Challenge — Count lines with "caption" in them. Report only the total.

Extracted material —
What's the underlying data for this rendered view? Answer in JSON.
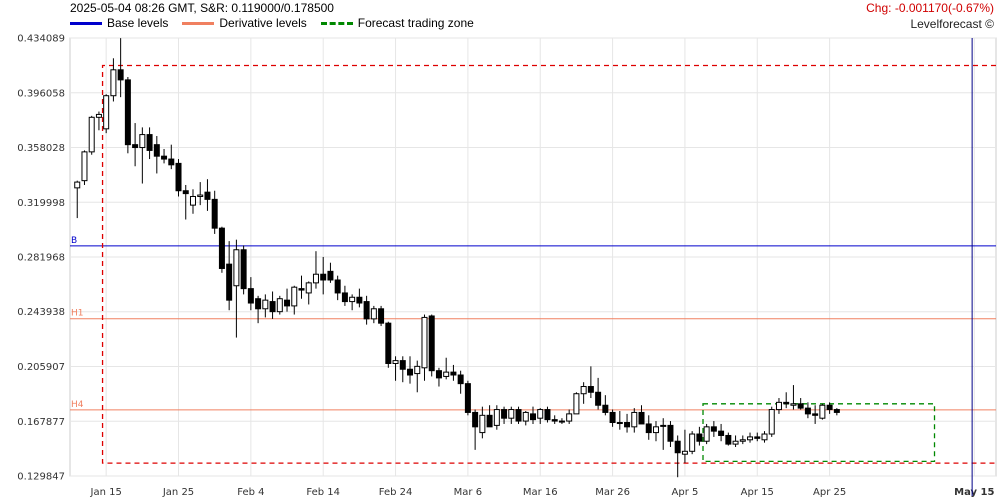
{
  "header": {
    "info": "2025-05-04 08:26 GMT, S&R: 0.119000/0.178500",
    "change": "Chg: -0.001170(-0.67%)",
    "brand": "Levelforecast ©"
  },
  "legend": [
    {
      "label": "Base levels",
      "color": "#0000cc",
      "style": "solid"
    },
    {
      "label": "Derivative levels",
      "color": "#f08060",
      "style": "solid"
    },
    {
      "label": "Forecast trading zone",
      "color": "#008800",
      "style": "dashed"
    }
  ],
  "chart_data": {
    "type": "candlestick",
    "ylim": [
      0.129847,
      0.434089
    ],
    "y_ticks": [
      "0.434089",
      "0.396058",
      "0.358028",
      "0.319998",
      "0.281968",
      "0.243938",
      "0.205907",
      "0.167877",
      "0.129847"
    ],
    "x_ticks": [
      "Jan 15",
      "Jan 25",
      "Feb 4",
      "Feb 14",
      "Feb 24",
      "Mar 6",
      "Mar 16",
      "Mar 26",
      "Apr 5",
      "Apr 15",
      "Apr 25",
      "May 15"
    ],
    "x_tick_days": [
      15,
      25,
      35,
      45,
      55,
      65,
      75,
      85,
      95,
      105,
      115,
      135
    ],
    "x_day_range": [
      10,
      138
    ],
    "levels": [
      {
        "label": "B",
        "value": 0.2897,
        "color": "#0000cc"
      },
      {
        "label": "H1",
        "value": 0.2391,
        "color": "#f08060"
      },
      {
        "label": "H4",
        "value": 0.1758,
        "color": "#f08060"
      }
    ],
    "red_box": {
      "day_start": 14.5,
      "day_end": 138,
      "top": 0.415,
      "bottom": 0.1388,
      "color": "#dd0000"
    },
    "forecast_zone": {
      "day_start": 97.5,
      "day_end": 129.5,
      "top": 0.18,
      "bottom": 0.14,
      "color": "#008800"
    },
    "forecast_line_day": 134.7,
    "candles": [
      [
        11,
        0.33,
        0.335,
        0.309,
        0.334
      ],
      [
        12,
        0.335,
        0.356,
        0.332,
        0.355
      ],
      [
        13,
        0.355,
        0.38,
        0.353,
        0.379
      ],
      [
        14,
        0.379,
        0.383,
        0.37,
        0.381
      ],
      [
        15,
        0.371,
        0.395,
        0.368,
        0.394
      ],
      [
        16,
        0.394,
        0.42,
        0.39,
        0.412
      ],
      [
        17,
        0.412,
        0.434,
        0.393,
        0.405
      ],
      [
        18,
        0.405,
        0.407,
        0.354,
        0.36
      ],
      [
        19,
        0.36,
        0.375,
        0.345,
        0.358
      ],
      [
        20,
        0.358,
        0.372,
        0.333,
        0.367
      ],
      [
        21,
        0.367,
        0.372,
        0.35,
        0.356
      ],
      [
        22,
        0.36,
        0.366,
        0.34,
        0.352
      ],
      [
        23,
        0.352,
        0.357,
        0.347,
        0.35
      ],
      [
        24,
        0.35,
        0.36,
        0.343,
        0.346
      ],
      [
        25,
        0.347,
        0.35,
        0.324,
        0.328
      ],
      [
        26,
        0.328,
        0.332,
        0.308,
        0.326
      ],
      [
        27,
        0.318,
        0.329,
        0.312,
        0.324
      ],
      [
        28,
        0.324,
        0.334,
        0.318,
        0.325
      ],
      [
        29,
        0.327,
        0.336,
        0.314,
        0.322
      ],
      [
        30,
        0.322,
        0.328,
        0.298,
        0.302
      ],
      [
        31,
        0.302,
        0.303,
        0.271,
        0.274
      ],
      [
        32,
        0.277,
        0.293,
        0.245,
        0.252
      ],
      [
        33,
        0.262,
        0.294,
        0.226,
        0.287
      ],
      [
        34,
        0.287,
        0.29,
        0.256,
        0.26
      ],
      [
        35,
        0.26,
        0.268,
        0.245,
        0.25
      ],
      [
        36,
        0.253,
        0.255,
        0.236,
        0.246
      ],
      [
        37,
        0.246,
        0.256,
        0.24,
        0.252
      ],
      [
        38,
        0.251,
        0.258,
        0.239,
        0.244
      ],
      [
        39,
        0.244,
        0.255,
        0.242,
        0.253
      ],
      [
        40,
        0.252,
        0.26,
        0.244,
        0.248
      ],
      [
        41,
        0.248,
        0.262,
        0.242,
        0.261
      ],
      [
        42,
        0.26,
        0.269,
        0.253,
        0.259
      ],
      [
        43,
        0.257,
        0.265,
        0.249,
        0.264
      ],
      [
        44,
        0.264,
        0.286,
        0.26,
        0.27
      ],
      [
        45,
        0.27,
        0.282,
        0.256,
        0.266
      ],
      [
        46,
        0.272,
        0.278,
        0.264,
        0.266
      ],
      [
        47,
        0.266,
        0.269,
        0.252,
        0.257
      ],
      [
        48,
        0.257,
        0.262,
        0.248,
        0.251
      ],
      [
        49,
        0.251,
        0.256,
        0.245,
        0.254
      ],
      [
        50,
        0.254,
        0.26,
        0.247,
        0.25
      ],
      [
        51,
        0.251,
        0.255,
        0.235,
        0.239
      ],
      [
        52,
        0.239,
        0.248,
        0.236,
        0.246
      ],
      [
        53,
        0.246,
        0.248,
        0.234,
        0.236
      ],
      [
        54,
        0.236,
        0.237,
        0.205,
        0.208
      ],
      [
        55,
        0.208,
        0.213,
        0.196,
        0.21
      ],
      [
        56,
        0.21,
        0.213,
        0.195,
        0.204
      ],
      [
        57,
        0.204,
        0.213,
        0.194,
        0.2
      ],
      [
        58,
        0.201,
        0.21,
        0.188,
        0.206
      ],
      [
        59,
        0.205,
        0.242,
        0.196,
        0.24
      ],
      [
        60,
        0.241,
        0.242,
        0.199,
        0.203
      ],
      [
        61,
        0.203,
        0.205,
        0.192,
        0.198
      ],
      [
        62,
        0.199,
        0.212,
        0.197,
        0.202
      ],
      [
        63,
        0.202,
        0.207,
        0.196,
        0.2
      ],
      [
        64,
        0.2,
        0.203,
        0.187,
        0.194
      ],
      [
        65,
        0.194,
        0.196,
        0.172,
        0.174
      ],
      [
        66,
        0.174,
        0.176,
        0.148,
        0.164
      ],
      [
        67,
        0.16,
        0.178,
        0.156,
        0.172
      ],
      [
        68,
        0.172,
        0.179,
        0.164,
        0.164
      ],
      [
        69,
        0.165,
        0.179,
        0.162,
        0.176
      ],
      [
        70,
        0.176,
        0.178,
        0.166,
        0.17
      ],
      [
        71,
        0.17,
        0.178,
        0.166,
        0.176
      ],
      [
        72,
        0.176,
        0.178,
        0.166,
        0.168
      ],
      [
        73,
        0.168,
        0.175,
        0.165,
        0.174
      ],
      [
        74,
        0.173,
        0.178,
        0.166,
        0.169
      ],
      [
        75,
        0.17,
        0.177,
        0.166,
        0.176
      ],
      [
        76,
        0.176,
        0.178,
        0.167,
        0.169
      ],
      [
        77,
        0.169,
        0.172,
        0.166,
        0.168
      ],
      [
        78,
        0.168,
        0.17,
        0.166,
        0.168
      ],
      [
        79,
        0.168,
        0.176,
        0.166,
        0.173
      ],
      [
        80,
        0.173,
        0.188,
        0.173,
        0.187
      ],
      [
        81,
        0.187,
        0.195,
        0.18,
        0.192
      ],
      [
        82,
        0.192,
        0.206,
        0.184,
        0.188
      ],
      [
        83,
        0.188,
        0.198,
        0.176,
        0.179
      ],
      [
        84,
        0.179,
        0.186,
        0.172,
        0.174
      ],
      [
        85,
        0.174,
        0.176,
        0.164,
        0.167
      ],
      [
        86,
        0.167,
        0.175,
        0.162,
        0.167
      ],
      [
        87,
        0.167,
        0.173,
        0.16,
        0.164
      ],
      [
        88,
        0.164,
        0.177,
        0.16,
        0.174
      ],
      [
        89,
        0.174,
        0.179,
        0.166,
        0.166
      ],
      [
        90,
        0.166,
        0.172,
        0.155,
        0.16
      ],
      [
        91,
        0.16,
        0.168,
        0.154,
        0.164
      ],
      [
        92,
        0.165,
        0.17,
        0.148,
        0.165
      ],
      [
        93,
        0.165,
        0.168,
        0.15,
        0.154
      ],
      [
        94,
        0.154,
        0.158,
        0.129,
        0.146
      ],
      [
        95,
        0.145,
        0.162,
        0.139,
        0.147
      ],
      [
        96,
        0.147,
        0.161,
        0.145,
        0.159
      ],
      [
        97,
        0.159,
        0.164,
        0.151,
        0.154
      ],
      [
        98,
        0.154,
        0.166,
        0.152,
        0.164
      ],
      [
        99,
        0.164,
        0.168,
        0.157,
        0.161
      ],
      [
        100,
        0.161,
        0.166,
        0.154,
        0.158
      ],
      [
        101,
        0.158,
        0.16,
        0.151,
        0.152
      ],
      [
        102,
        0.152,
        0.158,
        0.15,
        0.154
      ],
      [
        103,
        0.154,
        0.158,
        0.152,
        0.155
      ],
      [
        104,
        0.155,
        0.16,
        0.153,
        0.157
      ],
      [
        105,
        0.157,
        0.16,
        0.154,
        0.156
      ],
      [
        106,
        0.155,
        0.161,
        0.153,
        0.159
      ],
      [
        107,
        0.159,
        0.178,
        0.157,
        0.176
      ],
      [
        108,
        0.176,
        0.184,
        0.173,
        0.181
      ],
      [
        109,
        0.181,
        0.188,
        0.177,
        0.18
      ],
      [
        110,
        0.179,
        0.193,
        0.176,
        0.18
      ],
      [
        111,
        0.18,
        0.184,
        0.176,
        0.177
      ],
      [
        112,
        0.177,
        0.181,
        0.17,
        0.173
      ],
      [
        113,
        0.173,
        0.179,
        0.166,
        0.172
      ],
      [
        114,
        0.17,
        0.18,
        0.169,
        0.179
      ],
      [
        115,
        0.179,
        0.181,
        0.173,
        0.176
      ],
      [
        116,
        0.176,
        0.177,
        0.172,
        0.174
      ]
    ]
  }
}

---

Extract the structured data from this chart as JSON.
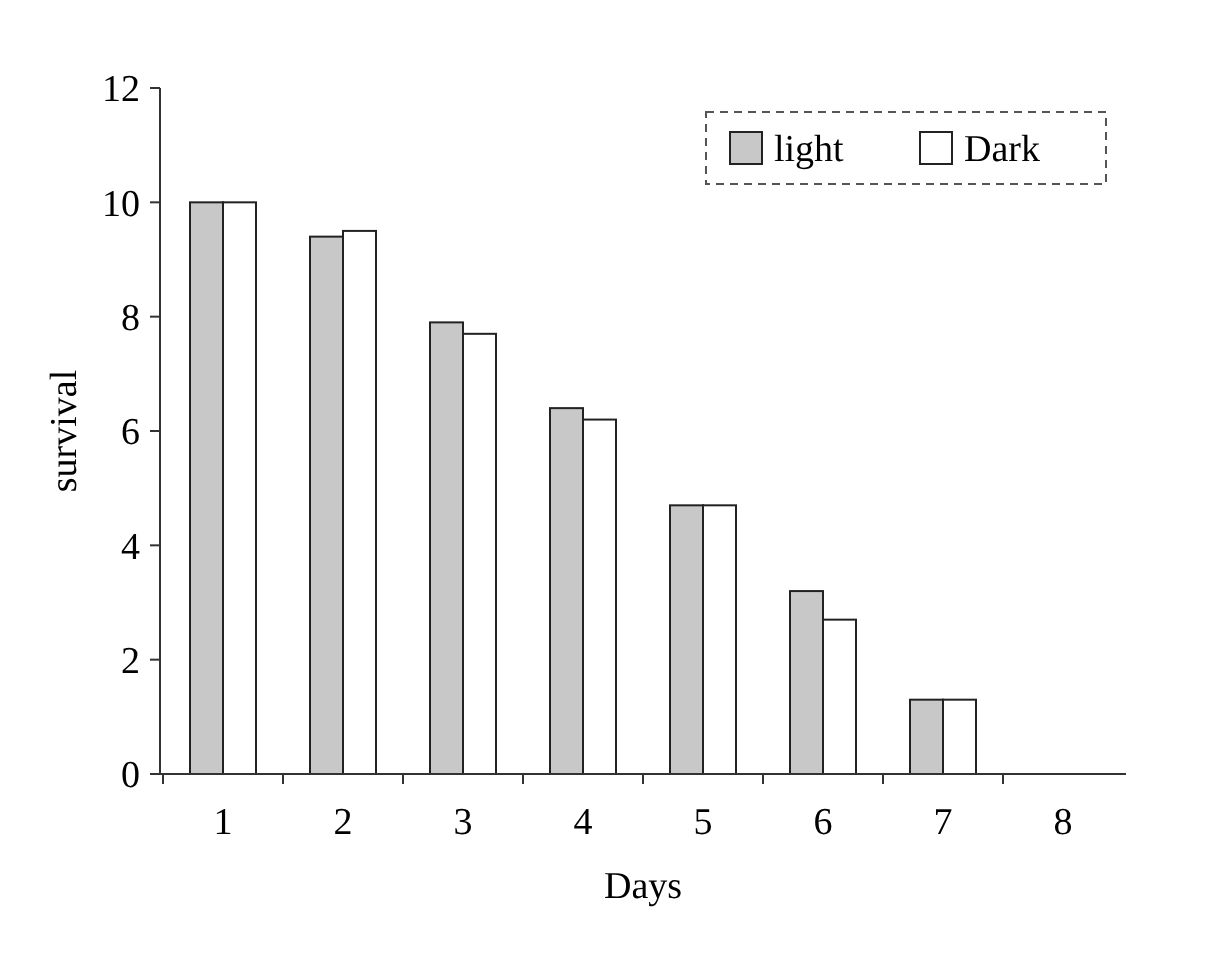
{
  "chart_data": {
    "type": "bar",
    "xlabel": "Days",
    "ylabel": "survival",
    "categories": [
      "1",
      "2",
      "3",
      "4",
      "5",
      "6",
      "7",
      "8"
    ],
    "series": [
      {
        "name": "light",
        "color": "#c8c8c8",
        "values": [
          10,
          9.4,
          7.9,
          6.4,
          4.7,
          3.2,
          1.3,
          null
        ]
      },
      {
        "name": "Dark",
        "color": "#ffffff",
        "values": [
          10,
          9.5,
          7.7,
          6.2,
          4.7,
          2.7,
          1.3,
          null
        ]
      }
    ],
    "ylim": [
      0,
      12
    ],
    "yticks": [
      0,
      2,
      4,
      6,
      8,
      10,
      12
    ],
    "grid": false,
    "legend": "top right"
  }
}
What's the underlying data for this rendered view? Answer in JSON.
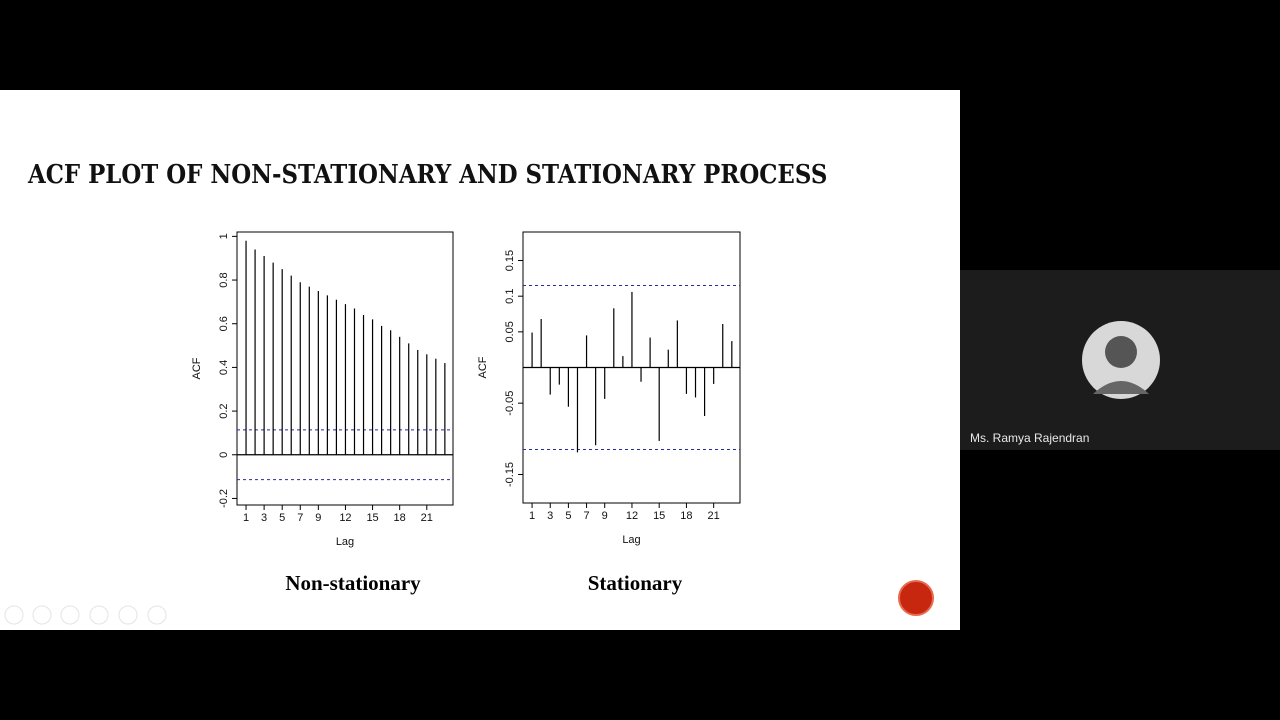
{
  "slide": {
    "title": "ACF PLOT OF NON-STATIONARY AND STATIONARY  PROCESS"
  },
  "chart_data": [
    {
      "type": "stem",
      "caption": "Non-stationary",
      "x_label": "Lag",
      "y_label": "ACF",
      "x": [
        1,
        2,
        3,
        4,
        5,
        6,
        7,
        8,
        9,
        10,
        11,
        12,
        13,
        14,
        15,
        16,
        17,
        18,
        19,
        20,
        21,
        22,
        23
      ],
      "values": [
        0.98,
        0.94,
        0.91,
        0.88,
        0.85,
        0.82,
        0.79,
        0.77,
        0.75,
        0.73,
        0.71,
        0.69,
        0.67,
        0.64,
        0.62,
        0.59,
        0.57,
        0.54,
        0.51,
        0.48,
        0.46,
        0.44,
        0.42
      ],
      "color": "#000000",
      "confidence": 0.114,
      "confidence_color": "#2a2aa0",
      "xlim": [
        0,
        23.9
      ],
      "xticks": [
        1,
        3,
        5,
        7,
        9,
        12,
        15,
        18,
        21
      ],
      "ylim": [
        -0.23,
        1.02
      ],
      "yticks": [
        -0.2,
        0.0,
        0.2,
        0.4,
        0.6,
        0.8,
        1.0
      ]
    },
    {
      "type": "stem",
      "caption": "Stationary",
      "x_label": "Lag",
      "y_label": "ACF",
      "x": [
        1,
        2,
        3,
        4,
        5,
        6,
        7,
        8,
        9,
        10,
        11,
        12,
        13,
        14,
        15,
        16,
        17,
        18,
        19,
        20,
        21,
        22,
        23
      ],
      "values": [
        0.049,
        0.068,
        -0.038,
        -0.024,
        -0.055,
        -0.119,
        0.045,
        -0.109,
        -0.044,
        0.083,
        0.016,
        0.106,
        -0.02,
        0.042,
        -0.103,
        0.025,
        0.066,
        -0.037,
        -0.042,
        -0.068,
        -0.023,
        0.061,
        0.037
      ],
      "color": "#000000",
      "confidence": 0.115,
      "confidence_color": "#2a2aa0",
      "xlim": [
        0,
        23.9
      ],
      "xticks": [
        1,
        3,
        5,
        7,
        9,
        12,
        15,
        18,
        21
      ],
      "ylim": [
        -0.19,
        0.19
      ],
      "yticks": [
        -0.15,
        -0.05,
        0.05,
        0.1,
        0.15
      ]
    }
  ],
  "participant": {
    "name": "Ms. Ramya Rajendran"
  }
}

Written solution — 2